Problem to solve - Write out verbatim the lines from the one containing "UI element localization: list" through the one containing "441, 691, 455]", inclusive.

Dataset records
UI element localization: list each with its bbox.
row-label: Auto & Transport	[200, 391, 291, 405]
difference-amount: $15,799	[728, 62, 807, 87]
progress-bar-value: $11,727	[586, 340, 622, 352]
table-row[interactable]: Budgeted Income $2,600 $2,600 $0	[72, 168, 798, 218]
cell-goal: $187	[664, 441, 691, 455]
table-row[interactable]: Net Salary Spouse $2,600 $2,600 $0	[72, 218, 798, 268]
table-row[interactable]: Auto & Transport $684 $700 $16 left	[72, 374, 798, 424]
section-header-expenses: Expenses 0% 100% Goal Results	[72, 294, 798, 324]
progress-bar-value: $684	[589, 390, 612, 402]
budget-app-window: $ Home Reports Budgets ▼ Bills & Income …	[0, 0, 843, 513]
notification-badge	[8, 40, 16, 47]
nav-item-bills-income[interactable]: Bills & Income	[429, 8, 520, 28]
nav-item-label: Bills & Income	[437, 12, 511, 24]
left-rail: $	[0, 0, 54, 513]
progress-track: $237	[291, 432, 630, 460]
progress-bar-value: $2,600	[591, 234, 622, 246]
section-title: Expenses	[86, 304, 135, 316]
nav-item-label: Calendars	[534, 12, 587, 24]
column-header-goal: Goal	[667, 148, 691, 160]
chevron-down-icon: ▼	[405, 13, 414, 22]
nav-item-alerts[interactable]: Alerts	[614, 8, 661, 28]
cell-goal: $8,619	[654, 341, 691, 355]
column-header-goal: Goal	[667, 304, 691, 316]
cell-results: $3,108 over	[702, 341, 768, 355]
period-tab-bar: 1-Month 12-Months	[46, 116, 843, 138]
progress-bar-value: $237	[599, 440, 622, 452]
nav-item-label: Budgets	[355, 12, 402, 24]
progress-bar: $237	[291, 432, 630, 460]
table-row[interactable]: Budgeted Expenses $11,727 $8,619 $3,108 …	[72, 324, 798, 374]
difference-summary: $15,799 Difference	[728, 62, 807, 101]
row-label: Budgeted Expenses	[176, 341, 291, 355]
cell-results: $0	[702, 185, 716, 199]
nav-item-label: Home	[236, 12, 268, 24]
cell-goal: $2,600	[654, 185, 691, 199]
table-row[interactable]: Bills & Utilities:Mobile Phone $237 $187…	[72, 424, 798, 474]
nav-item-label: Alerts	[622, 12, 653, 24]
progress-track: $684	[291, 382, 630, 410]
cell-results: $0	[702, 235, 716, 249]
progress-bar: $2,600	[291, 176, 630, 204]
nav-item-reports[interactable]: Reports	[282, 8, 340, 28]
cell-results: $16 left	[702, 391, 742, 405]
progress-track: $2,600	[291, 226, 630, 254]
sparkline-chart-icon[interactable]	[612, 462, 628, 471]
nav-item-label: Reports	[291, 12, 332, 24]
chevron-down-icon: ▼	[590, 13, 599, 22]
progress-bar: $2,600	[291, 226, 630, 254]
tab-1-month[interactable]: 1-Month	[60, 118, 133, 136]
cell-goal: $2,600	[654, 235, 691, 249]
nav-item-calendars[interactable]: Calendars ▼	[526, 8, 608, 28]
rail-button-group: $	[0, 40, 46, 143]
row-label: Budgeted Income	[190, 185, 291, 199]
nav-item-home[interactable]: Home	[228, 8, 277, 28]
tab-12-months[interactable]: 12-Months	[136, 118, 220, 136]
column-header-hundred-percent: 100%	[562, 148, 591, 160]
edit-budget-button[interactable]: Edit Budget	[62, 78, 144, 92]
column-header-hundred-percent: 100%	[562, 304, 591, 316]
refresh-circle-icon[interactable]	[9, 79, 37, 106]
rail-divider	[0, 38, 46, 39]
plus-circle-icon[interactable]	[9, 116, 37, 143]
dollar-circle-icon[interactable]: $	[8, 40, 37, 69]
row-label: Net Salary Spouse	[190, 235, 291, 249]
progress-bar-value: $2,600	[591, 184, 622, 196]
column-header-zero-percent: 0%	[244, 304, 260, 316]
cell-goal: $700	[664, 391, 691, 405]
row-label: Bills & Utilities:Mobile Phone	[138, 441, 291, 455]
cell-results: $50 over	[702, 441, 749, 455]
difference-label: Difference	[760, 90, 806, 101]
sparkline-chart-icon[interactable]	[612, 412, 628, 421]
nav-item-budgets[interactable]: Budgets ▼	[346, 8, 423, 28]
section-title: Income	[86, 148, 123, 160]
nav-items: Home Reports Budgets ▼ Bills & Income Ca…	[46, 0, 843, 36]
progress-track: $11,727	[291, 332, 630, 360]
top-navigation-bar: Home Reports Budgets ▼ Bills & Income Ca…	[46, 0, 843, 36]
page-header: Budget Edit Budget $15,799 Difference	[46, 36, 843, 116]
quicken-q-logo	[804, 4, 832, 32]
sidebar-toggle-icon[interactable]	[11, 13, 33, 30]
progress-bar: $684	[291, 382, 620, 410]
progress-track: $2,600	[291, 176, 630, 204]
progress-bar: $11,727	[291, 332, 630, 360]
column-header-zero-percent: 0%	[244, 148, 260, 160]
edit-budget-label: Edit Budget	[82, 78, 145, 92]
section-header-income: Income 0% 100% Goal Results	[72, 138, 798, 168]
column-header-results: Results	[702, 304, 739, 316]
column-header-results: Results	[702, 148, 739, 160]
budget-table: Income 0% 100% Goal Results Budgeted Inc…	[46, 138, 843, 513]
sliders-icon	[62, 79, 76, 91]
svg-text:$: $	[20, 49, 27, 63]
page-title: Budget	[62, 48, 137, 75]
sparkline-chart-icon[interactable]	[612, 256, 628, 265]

...

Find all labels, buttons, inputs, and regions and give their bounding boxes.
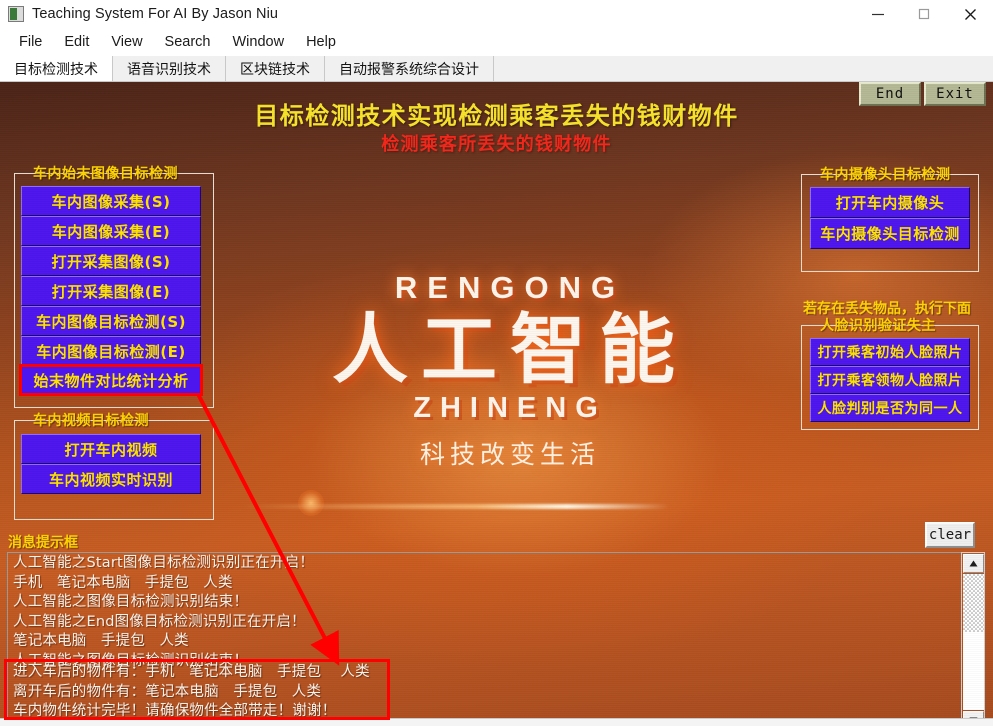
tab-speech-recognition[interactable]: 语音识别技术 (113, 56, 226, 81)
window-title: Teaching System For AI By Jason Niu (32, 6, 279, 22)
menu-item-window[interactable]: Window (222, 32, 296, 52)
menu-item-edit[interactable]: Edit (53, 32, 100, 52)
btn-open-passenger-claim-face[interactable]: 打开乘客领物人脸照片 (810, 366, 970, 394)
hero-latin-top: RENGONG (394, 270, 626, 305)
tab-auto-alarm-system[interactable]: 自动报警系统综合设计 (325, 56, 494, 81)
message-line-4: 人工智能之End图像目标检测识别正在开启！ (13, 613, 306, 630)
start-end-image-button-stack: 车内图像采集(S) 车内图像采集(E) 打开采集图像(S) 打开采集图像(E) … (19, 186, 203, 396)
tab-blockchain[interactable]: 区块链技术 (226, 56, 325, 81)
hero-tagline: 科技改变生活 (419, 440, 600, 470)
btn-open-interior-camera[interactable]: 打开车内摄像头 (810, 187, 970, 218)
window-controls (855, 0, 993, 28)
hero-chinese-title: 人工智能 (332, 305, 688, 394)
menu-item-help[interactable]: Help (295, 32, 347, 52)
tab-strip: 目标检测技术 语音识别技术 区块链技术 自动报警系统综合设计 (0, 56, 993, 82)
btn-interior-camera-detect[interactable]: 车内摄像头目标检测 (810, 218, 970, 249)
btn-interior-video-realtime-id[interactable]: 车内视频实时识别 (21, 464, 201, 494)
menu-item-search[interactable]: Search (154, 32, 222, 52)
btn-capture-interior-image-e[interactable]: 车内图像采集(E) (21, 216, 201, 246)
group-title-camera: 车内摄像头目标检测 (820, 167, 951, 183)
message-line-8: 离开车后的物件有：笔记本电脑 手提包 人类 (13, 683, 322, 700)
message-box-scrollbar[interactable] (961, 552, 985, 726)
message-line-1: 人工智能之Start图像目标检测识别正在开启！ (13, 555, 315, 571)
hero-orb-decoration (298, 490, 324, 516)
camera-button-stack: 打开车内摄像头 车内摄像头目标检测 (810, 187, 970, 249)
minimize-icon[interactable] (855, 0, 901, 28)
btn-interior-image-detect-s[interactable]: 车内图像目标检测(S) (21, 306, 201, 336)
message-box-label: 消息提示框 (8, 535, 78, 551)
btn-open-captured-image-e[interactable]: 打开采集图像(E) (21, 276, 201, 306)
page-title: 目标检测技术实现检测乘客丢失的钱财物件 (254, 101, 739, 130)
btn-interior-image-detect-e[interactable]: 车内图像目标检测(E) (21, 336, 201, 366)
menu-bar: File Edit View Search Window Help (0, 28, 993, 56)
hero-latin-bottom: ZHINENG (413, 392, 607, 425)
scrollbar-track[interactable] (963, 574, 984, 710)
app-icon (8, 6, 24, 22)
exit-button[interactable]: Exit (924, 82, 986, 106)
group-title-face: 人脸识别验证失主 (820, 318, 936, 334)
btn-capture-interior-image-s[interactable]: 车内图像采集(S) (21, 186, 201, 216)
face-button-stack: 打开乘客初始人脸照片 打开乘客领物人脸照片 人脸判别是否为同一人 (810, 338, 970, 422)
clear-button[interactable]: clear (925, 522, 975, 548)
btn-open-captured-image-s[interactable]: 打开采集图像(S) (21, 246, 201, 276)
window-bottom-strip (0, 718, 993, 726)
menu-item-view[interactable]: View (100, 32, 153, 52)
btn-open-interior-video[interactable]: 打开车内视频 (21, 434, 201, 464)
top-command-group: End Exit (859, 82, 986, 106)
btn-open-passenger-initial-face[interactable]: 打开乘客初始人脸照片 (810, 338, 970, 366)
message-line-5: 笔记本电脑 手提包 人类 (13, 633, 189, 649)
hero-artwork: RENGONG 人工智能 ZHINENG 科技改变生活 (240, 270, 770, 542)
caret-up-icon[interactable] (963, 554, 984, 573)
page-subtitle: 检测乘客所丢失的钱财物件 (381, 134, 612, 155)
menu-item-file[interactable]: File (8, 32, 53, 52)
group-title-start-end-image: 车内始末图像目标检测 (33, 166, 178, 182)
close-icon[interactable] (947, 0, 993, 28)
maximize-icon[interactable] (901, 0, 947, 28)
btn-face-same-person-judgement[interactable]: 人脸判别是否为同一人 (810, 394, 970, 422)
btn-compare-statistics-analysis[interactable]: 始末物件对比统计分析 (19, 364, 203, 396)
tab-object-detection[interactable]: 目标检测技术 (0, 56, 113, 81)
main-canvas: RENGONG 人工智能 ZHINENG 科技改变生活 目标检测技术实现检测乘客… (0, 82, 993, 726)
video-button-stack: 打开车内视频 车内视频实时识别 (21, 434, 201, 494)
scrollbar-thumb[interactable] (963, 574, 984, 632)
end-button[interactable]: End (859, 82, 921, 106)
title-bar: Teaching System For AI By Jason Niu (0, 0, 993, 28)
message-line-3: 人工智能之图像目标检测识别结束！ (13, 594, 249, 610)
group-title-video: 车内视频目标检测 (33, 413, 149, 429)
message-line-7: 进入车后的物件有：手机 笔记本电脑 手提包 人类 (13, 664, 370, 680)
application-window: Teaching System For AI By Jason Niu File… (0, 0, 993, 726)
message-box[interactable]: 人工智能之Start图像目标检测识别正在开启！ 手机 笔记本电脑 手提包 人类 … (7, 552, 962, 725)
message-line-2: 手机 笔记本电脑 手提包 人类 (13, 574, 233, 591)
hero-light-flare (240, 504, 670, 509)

The output -
UI element localization: list each with its bbox.
row-label: Auto & Transport	[200, 391, 291, 405]
difference-amount: $15,799	[728, 62, 807, 87]
progress-bar-value: $11,727	[586, 340, 622, 352]
table-row[interactable]: Budgeted Income $2,600 $2,600 $0	[72, 168, 798, 218]
cell-goal: $187	[664, 441, 691, 455]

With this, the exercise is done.